> WORK REQUIRED
Every line of the listing must be repeated exactly.

> RECORDS FOR THE TASK
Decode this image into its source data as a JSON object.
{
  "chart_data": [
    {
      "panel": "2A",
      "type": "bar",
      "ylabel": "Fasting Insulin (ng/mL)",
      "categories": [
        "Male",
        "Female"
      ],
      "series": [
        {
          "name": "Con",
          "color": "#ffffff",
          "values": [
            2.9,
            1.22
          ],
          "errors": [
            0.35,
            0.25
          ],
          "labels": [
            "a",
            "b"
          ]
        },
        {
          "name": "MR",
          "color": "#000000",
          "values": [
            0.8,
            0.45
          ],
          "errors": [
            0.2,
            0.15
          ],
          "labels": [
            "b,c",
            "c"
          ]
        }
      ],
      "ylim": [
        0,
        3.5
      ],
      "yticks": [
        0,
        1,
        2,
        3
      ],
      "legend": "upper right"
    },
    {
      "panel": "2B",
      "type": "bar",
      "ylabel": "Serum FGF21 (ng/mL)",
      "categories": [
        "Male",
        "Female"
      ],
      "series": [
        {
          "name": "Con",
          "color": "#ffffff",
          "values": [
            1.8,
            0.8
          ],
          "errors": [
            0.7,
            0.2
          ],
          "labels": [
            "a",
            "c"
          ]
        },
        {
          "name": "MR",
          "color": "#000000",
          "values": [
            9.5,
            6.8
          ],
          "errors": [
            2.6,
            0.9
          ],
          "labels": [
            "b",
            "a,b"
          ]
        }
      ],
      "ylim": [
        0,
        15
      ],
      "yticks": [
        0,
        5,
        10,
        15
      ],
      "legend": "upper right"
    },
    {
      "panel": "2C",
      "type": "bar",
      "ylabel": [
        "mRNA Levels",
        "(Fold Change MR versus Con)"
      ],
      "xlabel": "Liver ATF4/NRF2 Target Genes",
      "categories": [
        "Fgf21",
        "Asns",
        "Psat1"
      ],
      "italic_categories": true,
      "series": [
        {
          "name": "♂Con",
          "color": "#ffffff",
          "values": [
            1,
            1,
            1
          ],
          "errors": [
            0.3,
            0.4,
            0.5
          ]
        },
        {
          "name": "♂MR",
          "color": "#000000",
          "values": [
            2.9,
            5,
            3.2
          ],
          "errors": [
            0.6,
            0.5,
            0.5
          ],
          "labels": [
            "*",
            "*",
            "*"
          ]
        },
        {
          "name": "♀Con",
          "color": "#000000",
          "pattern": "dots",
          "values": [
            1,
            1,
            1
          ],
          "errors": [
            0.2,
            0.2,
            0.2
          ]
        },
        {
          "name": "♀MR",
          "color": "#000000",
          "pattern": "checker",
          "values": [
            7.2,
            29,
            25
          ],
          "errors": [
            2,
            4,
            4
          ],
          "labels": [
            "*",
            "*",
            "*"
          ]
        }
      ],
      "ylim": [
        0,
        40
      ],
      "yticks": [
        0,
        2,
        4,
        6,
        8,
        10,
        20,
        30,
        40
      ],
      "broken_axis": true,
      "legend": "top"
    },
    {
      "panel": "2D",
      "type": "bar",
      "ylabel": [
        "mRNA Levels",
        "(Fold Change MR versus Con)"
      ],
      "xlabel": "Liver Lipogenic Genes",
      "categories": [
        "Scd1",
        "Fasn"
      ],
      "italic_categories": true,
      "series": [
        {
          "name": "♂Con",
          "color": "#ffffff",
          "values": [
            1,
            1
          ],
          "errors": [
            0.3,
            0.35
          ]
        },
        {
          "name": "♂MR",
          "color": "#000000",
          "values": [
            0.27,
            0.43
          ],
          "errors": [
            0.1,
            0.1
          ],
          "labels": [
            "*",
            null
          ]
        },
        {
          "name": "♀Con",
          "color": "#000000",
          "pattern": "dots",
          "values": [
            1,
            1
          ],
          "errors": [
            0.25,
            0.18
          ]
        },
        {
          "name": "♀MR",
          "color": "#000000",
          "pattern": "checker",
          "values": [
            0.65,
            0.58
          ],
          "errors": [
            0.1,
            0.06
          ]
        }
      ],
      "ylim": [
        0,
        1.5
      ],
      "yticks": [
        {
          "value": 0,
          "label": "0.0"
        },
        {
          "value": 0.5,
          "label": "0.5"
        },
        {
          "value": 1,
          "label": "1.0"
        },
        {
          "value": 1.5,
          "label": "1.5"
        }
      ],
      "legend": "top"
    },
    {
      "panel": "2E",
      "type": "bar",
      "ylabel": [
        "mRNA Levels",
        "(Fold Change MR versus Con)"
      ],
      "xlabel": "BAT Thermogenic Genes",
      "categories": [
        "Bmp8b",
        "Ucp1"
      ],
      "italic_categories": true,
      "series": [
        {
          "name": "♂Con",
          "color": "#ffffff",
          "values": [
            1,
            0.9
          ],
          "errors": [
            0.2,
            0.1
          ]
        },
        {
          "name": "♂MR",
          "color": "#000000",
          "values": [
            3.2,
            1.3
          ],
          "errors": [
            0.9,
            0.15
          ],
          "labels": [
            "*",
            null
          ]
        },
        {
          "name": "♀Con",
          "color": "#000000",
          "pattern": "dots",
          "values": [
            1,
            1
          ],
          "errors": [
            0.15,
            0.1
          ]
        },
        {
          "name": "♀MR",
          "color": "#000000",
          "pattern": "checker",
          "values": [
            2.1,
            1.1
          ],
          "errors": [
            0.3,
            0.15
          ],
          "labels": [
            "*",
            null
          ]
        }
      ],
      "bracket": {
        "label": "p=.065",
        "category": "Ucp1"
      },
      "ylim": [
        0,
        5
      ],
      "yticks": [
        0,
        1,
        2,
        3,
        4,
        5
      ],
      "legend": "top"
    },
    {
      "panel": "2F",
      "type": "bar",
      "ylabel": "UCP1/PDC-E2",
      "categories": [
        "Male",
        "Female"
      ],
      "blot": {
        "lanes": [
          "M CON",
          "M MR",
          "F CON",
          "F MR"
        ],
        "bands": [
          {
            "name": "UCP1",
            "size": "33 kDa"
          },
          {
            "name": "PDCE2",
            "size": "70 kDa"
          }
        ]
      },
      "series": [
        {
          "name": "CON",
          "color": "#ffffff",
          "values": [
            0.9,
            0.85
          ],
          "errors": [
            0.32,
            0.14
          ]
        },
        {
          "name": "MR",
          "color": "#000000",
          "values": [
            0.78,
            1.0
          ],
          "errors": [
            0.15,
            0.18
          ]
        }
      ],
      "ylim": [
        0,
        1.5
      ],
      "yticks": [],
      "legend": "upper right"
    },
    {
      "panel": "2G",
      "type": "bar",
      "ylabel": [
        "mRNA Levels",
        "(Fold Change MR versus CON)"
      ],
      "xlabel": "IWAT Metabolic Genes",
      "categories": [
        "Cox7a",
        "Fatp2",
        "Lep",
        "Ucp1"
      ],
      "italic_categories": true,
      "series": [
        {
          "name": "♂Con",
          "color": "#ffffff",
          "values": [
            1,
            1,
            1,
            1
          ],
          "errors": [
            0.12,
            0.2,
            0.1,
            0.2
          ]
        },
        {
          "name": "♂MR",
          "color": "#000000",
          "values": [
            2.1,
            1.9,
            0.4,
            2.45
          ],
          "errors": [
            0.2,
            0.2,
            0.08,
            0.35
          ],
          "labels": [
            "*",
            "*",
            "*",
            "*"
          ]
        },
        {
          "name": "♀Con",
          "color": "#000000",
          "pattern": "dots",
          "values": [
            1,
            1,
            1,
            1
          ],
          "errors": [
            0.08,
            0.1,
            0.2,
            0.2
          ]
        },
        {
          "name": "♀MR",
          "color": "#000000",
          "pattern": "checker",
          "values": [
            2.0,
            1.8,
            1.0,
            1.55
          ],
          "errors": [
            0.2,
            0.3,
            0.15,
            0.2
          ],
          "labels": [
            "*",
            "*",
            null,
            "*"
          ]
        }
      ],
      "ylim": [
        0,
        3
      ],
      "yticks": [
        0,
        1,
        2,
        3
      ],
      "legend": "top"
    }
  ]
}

> WRITTEN REPLY
Decode this image into its source data as a JSON object.
{
  "chart_data": [
    {
      "panel": "2A",
      "type": "bar",
      "ylabel": "Fasting Insulin (ng/mL)",
      "categories": [
        "Male",
        "Female"
      ],
      "series": [
        {
          "name": "Con",
          "color": "#ffffff",
          "values": [
            2.9,
            1.22
          ],
          "errors": [
            0.35,
            0.25
          ],
          "labels": [
            "a",
            "b"
          ]
        },
        {
          "name": "MR",
          "color": "#000000",
          "values": [
            0.8,
            0.45
          ],
          "errors": [
            0.2,
            0.15
          ],
          "labels": [
            "b,c",
            "c"
          ]
        }
      ],
      "ylim": [
        0,
        3.5
      ],
      "yticks": [
        0,
        1,
        2,
        3
      ],
      "legend": "upper right"
    },
    {
      "panel": "2B",
      "type": "bar",
      "ylabel": "Serum FGF21 (ng/mL)",
      "categories": [
        "Male",
        "Female"
      ],
      "series": [
        {
          "name": "Con",
          "color": "#ffffff",
          "values": [
            1.8,
            0.8
          ],
          "errors": [
            0.7,
            0.2
          ],
          "labels": [
            "a",
            "c"
          ]
        },
        {
          "name": "MR",
          "color": "#000000",
          "values": [
            9.5,
            6.8
          ],
          "errors": [
            2.6,
            0.9
          ],
          "labels": [
            "b",
            "a,b"
          ]
        }
      ],
      "ylim": [
        0,
        15
      ],
      "yticks": [
        0,
        5,
        10,
        15
      ],
      "legend": "upper right"
    },
    {
      "panel": "2C",
      "type": "bar",
      "ylabel": [
        "mRNA Levels",
        "(Fold Change MR versus Con)"
      ],
      "xlabel": "Liver ATF4/NRF2 Target Genes",
      "categories": [
        "Fgf21",
        "Asns",
        "Psat1"
      ],
      "italic_categories": true,
      "series": [
        {
          "name": "♂Con",
          "color": "#ffffff",
          "values": [
            1,
            1,
            1
          ],
          "errors": [
            0.3,
            0.4,
            0.5
          ]
        },
        {
          "name": "♂MR",
          "color": "#000000",
          "values": [
            2.9,
            5,
            3.2
          ],
          "errors": [
            0.6,
            0.5,
            0.5
          ],
          "labels": [
            "*",
            "*",
            "*"
          ]
        },
        {
          "name": "♀Con",
          "color": "#000000",
          "pattern": "dots",
          "values": [
            1,
            1,
            1
          ],
          "errors": [
            0.2,
            0.2,
            0.2
          ]
        },
        {
          "name": "♀MR",
          "color": "#000000",
          "pattern": "checker",
          "values": [
            7.2,
            29,
            25
          ],
          "errors": [
            2,
            4,
            4
          ],
          "labels": [
            "*",
            "*",
            "*"
          ]
        }
      ],
      "ylim": [
        0,
        40
      ],
      "yticks": [
        0,
        2,
        4,
        6,
        8,
        10,
        20,
        30,
        40
      ],
      "broken_axis": true,
      "legend": "top"
    },
    {
      "panel": "2D",
      "type": "bar",
      "ylabel": [
        "mRNA Levels",
        "(Fold Change MR versus Con)"
      ],
      "xlabel": "Liver Lipogenic Genes",
      "categories": [
        "Scd1",
        "Fasn"
      ],
      "italic_categories": true,
      "series": [
        {
          "name": "♂Con",
          "color": "#ffffff",
          "values": [
            1,
            1
          ],
          "errors": [
            0.3,
            0.35
          ]
        },
        {
          "name": "♂MR",
          "color": "#000000",
          "values": [
            0.27,
            0.43
          ],
          "errors": [
            0.1,
            0.1
          ],
          "labels": [
            "*",
            null
          ]
        },
        {
          "name": "♀Con",
          "color": "#000000",
          "pattern": "dots",
          "values": [
            1,
            1
          ],
          "errors": [
            0.25,
            0.18
          ]
        },
        {
          "name": "♀MR",
          "color": "#000000",
          "pattern": "checker",
          "values": [
            0.65,
            0.58
          ],
          "errors": [
            0.1,
            0.06
          ]
        }
      ],
      "ylim": [
        0,
        1.5
      ],
      "yticks": [
        {
          "value": 0,
          "label": "0.0"
        },
        {
          "value": 0.5,
          "label": "0.5"
        },
        {
          "value": 1,
          "label": "1.0"
        },
        {
          "value": 1.5,
          "label": "1.5"
        }
      ],
      "legend": "top"
    },
    {
      "panel": "2E",
      "type": "bar",
      "ylabel": [
        "mRNA Levels",
        "(Fold Change MR versus Con)"
      ],
      "xlabel": "BAT Thermogenic Genes",
      "categories": [
        "Bmp8b",
        "Ucp1"
      ],
      "italic_categories": true,
      "series": [
        {
          "name": "♂Con",
          "color": "#ffffff",
          "values": [
            1,
            0.9
          ],
          "errors": [
            0.2,
            0.1
          ]
        },
        {
          "name": "♂MR",
          "color": "#000000",
          "values": [
            3.2,
            1.3
          ],
          "errors": [
            0.9,
            0.15
          ],
          "labels": [
            "*",
            null
          ]
        },
        {
          "name": "♀Con",
          "color": "#000000",
          "pattern": "dots",
          "values": [
            1,
            1
          ],
          "errors": [
            0.15,
            0.1
          ]
        },
        {
          "name": "♀MR",
          "color": "#000000",
          "pattern": "checker",
          "values": [
            2.1,
            1.1
          ],
          "errors": [
            0.3,
            0.15
          ],
          "labels": [
            "*",
            null
          ]
        }
      ],
      "bracket": {
        "label": "p=.065",
        "category": "Ucp1"
      },
      "ylim": [
        0,
        5
      ],
      "yticks": [
        0,
        1,
        2,
        3,
        4,
        5
      ],
      "legend": "top"
    },
    {
      "panel": "2F",
      "type": "bar",
      "ylabel": "UCP1/PDC-E2",
      "categories": [
        "Male",
        "Female"
      ],
      "blot": {
        "lanes": [
          "M CON",
          "M MR",
          "F CON",
          "F MR"
        ],
        "bands": [
          {
            "name": "UCP1",
            "size": "33 kDa"
          },
          {
            "name": "PDCE2",
            "size": "70 kDa"
          }
        ]
      },
      "series": [
        {
          "name": "CON",
          "color": "#ffffff",
          "values": [
            0.9,
            0.85
          ],
          "errors": [
            0.32,
            0.14
          ]
        },
        {
          "name": "MR",
          "color": "#000000",
          "values": [
            0.78,
            1.0
          ],
          "errors": [
            0.15,
            0.18
          ]
        }
      ],
      "ylim": [
        0,
        1.5
      ],
      "yticks": [],
      "legend": "upper right"
    },
    {
      "panel": "2G",
      "type": "bar",
      "ylabel": [
        "mRNA Levels",
        "(Fold Change MR versus CON)"
      ],
      "xlabel": "IWAT Metabolic Genes",
      "categories": [
        "Cox7a",
        "Fatp2",
        "Lep",
        "Ucp1"
      ],
      "italic_categories": true,
      "series": [
        {
          "name": "♂Con",
          "color": "#ffffff",
          "values": [
            1,
            1,
            1,
            1
          ],
          "errors": [
            0.12,
            0.2,
            0.1,
            0.2
          ]
        },
        {
          "name": "♂MR",
          "color": "#000000",
          "values": [
            2.1,
            1.9,
            0.4,
            2.45
          ],
          "errors": [
            0.2,
            0.2,
            0.08,
            0.35
          ],
          "labels": [
            "*",
            "*",
            "*",
            "*"
          ]
        },
        {
          "name": "♀Con",
          "color": "#000000",
          "pattern": "dots",
          "values": [
            1,
            1,
            1,
            1
          ],
          "errors": [
            0.08,
            0.1,
            0.2,
            0.2
          ]
        },
        {
          "name": "♀MR",
          "color": "#000000",
          "pattern": "checker",
          "values": [
            2.0,
            1.8,
            1.0,
            1.55
          ],
          "errors": [
            0.2,
            0.3,
            0.15,
            0.2
          ],
          "labels": [
            "*",
            "*",
            null,
            "*"
          ]
        }
      ],
      "ylim": [
        0,
        3
      ],
      "yticks": [
        0,
        1,
        2,
        3
      ],
      "legend": "top"
    }
  ]
}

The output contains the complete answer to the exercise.